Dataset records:
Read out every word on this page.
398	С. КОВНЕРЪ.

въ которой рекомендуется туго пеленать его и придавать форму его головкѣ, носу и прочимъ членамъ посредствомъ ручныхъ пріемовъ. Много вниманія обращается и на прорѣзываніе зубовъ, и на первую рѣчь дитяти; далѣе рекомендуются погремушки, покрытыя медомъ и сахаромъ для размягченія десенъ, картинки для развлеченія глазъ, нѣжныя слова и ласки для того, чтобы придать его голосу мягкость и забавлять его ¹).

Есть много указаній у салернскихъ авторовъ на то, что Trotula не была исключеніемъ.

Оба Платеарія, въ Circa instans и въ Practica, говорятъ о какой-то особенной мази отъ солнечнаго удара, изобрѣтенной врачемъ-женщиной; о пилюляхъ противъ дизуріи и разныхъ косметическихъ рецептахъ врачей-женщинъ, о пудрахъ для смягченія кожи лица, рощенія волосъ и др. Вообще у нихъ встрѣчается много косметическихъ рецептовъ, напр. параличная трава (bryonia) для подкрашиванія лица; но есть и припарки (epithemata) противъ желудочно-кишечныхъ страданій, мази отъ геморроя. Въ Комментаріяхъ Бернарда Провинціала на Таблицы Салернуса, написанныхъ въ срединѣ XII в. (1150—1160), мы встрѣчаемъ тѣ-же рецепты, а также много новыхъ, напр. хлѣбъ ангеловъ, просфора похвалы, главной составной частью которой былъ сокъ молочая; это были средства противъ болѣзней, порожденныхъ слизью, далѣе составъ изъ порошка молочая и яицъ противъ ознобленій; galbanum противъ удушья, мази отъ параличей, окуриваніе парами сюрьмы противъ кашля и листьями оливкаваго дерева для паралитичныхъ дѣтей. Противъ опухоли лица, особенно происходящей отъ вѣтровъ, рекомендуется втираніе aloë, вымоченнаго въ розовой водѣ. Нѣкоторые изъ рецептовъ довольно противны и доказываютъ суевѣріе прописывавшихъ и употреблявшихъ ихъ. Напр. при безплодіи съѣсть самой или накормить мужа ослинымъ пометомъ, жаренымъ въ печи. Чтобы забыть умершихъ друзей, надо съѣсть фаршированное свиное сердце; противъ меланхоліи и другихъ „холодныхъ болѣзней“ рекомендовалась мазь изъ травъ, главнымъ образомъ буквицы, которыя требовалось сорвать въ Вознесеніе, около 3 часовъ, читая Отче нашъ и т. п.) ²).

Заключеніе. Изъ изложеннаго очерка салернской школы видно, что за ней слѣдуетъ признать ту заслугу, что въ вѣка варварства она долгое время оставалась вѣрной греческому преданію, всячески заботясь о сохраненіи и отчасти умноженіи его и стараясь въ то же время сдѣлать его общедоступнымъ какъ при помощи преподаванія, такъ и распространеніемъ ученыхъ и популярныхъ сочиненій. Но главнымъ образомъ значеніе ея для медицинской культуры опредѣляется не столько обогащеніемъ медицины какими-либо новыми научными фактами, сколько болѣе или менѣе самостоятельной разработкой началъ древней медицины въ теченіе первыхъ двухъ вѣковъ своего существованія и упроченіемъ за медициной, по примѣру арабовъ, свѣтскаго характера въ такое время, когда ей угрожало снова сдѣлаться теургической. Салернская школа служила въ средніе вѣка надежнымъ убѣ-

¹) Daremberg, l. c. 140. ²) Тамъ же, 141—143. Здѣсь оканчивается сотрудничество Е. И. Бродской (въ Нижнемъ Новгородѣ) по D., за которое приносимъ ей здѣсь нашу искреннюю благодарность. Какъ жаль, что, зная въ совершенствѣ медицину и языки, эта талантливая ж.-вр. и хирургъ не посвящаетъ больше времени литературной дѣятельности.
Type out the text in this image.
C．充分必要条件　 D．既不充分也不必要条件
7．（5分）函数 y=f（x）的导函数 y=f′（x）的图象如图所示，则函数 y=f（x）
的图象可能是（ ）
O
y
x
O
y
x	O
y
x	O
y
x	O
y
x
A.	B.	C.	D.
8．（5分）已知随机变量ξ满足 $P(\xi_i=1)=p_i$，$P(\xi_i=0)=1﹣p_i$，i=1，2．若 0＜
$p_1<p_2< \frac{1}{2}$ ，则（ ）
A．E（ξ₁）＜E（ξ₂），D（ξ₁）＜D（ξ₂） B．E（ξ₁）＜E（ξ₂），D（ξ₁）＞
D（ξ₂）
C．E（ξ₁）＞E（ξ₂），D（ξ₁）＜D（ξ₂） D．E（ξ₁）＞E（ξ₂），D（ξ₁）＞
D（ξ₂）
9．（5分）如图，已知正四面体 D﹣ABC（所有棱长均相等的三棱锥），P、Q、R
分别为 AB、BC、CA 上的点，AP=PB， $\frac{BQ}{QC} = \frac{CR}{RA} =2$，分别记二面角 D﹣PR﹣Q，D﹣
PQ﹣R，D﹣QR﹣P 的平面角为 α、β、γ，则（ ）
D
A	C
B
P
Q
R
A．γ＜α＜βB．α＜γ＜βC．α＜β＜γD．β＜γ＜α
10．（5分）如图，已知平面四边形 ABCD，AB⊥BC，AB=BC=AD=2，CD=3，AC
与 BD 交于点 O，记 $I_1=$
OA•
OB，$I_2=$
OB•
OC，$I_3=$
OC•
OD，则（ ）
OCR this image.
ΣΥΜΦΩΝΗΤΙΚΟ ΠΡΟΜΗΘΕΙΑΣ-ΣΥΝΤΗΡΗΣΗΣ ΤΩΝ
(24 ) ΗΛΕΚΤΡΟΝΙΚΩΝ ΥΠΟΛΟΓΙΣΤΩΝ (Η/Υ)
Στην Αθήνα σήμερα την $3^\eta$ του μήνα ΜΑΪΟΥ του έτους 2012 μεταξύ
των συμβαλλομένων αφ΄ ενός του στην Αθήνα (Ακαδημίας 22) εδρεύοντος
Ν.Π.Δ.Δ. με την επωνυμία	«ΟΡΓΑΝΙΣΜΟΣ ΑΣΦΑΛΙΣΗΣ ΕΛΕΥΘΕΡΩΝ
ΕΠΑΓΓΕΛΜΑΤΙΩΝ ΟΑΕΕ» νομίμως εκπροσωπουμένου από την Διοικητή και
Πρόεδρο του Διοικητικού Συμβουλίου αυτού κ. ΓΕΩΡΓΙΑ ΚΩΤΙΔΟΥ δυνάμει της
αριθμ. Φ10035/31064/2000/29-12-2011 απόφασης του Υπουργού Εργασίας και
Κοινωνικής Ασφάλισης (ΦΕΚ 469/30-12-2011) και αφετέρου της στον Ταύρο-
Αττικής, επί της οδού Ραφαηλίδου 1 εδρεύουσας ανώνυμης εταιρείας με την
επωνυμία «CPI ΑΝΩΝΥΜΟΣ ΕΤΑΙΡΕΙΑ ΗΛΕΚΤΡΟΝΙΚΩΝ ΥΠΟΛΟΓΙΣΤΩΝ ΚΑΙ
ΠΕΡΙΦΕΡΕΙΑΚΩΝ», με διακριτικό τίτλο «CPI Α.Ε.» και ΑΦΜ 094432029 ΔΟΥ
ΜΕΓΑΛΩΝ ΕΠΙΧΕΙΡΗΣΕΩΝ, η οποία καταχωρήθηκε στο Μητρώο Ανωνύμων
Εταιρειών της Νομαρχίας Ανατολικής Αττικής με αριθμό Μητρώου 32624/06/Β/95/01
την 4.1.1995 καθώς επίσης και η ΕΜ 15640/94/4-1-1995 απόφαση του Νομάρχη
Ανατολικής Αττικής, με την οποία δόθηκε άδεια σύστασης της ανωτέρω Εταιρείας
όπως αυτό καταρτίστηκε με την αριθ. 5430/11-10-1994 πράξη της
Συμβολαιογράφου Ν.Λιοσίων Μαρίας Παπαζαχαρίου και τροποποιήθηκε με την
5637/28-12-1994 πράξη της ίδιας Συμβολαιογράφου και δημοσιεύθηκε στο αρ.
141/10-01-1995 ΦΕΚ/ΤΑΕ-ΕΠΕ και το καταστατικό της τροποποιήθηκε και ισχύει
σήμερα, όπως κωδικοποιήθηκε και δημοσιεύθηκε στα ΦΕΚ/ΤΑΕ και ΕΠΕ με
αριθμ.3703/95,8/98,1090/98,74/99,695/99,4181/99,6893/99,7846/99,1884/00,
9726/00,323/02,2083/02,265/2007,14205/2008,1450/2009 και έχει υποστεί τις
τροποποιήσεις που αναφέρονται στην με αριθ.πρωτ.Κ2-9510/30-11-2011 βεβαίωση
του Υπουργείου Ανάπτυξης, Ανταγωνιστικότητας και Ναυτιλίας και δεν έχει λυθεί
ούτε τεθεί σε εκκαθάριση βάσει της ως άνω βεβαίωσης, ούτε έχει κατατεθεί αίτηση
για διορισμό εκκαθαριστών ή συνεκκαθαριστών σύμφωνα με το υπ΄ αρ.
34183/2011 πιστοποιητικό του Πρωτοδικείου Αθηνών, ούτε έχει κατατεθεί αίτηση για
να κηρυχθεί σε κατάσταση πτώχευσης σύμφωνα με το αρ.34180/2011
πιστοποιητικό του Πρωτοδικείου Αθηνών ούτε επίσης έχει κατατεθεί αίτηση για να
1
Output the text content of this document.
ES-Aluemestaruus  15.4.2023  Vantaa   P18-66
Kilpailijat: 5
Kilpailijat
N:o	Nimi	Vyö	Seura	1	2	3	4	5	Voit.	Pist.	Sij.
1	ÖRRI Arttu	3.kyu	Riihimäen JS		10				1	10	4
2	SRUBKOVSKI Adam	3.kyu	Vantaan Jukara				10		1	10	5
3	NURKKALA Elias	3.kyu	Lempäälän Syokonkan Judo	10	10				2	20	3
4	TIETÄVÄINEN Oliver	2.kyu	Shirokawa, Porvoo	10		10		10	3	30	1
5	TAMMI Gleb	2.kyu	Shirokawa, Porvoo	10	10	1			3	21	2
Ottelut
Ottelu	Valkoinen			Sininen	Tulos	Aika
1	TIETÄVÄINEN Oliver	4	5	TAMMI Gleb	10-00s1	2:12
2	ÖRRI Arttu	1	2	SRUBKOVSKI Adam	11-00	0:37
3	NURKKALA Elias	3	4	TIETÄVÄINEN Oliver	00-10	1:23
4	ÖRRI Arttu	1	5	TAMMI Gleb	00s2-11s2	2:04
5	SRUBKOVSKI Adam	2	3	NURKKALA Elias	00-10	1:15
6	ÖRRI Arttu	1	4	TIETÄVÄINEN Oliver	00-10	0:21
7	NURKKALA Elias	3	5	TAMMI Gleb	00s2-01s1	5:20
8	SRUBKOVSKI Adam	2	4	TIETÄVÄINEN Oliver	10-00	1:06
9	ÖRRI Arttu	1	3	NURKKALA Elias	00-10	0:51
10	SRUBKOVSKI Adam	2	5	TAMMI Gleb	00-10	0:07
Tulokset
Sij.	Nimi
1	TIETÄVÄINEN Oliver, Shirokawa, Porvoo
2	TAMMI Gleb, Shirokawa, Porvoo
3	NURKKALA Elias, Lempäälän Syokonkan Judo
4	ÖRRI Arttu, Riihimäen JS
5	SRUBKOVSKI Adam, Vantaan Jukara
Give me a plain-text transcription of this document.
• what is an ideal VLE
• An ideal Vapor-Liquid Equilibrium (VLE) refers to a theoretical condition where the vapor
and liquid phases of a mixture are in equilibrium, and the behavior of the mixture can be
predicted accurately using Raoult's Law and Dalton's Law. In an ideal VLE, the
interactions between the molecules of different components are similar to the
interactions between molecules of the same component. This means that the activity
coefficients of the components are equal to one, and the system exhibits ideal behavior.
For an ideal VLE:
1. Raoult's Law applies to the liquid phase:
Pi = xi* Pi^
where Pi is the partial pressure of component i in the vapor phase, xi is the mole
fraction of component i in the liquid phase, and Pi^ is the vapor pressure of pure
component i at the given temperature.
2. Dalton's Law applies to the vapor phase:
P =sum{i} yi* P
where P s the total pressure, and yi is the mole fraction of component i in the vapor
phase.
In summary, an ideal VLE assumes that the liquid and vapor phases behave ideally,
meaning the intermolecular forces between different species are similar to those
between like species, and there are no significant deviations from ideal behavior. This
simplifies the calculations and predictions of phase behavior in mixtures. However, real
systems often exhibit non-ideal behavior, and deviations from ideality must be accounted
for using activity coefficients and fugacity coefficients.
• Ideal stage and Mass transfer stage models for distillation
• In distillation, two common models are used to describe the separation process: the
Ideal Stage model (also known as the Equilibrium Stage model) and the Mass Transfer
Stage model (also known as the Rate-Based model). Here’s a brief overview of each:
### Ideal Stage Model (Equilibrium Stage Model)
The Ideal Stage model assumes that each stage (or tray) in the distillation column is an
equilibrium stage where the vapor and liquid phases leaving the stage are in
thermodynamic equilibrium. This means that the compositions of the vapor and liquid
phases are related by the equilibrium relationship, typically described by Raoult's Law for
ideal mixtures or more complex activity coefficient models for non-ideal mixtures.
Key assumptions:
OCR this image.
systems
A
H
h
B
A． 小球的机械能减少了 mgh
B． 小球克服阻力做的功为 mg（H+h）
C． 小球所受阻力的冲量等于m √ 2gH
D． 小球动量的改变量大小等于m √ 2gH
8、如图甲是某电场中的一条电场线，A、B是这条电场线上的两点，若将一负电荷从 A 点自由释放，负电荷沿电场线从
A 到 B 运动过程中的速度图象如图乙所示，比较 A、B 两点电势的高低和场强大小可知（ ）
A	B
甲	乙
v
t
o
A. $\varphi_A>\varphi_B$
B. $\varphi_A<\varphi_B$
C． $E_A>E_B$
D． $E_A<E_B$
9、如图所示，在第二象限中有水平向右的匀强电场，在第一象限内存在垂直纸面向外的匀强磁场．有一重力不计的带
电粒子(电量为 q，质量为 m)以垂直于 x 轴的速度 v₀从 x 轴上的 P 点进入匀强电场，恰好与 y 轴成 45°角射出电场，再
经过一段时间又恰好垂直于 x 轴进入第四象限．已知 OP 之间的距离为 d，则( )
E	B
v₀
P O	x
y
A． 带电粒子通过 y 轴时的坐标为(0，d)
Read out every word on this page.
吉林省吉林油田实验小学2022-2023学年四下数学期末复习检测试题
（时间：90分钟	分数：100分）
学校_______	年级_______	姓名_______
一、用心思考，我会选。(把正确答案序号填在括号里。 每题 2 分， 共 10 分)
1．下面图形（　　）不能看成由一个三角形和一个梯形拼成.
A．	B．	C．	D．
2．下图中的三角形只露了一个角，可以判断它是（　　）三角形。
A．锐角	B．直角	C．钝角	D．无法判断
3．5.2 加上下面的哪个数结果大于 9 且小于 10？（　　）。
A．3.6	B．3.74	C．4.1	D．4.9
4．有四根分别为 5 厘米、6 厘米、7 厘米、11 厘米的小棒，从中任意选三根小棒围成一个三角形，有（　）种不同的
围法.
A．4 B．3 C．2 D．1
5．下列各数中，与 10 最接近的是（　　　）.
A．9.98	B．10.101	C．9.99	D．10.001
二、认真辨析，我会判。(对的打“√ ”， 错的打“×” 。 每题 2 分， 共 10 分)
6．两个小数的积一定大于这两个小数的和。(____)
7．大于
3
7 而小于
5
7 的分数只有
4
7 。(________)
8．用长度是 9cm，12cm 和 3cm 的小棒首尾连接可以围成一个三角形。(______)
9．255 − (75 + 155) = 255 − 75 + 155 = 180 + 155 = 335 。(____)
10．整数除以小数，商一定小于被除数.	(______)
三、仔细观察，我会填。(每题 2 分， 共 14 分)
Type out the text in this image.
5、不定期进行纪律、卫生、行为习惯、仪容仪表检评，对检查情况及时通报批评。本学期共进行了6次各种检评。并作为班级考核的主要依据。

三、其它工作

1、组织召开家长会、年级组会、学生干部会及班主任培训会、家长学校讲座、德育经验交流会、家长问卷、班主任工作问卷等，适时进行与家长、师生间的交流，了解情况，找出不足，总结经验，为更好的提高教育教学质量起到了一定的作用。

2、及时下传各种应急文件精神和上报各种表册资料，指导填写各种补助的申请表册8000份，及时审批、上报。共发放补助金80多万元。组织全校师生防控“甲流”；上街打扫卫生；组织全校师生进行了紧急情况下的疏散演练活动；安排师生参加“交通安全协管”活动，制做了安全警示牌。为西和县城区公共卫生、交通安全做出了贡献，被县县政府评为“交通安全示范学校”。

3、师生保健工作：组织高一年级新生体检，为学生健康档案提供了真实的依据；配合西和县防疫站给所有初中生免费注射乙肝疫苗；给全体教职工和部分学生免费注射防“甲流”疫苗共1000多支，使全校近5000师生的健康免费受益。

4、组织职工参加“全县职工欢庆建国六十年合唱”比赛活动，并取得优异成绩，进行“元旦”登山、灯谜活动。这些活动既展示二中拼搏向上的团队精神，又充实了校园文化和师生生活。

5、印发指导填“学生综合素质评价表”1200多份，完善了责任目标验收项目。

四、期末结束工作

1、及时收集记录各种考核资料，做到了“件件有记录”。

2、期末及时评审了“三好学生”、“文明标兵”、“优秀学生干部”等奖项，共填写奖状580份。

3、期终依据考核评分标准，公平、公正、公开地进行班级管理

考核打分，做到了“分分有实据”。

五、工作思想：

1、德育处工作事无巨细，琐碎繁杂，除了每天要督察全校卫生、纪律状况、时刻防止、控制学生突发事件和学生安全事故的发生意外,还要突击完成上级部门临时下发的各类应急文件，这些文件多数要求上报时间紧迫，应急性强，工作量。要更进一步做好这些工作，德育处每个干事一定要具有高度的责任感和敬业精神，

== Exercise instructions ==
In the records above, find each line that holds the word "from"; copy all such lines.

== Exercise solution ==
between like species, and there are no significant deviations from ideal behavior. This
systems often exhibit non-ideal behavior, and deviations from ideality must be accounted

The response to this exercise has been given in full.